## Exercise directions
Find the string "File" in the entries and copy each line that has it.
┌─ Record extracts
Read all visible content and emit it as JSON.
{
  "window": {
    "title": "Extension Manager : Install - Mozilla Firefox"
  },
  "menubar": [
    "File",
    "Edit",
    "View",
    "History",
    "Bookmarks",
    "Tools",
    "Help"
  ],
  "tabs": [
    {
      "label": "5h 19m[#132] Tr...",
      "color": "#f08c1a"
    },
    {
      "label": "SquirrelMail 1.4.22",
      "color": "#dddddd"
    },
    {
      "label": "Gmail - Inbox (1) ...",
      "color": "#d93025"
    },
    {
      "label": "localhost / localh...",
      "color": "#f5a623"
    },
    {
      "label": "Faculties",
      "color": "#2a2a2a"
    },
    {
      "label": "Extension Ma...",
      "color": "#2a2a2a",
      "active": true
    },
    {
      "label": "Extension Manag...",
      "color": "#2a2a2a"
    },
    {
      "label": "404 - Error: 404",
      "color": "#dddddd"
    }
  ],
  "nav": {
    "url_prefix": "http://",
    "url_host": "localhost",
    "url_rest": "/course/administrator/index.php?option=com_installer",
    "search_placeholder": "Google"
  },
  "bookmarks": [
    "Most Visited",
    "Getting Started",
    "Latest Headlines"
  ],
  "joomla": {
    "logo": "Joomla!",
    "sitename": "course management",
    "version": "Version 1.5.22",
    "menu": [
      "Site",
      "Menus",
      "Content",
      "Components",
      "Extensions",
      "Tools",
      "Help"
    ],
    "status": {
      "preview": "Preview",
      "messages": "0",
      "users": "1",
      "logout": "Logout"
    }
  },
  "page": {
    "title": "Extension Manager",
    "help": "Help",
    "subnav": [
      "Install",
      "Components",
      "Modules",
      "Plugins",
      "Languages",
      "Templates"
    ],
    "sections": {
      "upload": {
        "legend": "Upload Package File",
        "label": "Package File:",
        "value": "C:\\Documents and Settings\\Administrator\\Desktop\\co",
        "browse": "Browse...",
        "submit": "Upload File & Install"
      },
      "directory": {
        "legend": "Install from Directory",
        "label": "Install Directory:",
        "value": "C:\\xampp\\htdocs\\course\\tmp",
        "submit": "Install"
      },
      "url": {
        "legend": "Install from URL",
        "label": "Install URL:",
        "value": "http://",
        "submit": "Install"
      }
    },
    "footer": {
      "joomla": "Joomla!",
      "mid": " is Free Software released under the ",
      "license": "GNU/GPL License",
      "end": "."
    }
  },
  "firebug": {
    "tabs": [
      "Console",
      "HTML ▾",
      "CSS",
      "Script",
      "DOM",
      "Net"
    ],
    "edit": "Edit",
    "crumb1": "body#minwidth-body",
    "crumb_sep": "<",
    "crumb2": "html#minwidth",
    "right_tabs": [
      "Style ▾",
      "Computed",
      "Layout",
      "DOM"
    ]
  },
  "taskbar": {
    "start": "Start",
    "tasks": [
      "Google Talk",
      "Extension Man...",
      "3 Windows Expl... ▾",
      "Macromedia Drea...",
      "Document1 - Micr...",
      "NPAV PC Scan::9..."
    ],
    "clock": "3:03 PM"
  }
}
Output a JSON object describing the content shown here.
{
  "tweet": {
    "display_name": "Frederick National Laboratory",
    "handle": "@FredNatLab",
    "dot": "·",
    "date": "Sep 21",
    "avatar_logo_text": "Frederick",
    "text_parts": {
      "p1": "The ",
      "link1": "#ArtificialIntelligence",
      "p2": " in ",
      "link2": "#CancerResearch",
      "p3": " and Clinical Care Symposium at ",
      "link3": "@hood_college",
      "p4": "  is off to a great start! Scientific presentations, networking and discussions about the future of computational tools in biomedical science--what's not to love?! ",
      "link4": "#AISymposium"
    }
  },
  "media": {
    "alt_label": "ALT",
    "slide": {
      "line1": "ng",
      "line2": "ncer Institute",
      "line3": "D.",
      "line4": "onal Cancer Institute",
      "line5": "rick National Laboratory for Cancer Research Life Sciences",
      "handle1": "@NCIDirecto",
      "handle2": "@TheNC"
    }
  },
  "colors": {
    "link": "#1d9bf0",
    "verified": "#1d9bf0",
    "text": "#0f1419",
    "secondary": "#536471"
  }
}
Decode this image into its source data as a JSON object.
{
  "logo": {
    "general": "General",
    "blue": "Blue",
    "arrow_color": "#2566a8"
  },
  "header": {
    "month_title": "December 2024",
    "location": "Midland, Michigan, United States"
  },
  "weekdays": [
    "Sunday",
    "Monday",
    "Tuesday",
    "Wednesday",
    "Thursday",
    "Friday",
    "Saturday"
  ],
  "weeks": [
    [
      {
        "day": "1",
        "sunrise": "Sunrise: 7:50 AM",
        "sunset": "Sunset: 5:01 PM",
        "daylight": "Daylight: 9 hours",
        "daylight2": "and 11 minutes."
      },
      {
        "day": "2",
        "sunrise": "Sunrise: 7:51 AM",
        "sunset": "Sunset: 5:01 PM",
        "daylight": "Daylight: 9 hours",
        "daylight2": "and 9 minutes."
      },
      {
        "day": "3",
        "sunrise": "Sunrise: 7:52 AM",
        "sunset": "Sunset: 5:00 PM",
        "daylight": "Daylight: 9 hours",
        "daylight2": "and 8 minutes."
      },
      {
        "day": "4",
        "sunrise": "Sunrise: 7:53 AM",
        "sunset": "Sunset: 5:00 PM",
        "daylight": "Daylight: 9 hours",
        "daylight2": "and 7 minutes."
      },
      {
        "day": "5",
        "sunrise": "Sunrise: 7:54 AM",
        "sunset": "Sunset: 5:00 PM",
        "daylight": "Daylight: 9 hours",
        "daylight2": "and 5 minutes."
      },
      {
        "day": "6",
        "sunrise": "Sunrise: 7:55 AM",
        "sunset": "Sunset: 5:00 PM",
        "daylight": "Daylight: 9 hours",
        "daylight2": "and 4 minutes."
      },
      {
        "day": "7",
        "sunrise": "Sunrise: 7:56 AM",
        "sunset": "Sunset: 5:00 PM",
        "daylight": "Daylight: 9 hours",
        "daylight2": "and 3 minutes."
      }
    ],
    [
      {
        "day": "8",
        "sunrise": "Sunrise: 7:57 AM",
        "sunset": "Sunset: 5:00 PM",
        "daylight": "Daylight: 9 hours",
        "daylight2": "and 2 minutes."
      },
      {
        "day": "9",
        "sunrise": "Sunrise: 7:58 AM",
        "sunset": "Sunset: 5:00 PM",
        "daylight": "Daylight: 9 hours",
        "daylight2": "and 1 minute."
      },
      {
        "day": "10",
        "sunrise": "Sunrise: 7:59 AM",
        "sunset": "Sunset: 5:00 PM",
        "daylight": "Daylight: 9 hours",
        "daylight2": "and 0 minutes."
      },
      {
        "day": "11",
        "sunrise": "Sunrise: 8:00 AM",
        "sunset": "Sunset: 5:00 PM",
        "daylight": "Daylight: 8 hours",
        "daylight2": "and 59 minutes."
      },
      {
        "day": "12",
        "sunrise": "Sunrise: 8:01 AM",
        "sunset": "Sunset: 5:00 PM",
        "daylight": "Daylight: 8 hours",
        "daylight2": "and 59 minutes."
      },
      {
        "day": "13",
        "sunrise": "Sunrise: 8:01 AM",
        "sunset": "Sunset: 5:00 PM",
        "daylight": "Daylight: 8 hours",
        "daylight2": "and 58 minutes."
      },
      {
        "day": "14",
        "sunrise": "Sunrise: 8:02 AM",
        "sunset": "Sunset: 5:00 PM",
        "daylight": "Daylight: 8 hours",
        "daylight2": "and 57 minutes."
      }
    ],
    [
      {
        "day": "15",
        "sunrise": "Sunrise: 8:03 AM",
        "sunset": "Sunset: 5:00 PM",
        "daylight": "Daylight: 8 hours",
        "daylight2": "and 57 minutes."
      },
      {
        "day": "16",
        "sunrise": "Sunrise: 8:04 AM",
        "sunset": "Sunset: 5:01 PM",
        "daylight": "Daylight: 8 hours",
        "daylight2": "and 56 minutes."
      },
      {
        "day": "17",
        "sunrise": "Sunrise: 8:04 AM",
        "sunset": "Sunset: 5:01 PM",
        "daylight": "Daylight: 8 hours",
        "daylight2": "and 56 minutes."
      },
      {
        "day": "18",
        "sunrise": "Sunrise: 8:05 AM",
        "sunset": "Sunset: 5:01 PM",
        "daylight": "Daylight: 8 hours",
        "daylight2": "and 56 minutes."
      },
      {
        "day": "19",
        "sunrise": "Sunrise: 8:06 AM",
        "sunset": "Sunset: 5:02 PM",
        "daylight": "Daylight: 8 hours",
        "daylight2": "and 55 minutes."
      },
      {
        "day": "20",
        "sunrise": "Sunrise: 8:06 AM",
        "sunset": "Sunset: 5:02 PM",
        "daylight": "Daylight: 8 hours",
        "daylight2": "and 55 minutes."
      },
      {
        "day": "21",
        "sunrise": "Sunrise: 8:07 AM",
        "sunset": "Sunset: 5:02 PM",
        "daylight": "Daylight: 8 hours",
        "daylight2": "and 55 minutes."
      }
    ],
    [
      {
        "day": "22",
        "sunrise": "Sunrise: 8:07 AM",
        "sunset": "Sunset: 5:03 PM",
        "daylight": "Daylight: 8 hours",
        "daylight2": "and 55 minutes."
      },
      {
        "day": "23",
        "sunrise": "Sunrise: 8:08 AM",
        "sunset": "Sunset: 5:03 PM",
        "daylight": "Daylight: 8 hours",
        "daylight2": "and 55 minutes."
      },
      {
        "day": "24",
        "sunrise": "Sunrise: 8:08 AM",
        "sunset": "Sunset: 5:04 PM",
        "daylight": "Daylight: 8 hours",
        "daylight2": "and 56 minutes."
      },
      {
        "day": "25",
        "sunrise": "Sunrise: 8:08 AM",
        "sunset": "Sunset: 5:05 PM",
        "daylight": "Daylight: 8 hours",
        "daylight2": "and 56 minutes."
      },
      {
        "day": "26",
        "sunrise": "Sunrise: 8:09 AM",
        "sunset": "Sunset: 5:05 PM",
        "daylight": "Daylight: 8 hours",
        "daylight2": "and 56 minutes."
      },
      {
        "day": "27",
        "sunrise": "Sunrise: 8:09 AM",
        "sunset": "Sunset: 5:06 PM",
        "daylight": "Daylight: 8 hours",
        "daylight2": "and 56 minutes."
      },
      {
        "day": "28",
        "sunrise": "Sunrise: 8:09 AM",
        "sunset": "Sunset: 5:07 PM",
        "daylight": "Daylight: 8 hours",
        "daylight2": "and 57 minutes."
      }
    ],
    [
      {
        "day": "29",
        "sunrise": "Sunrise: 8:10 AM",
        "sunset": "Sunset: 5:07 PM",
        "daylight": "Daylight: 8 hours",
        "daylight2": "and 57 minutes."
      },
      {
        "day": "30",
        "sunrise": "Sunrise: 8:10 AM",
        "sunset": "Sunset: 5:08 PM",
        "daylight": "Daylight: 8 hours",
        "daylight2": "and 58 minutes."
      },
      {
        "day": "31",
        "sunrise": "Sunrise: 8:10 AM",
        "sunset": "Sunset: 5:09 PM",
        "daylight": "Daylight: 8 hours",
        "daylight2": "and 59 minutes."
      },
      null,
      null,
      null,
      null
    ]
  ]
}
└─
## The output
    "File",
        "legend": "Upload Package File",
        "label": "Package File:",
        "submit": "Upload File & Install"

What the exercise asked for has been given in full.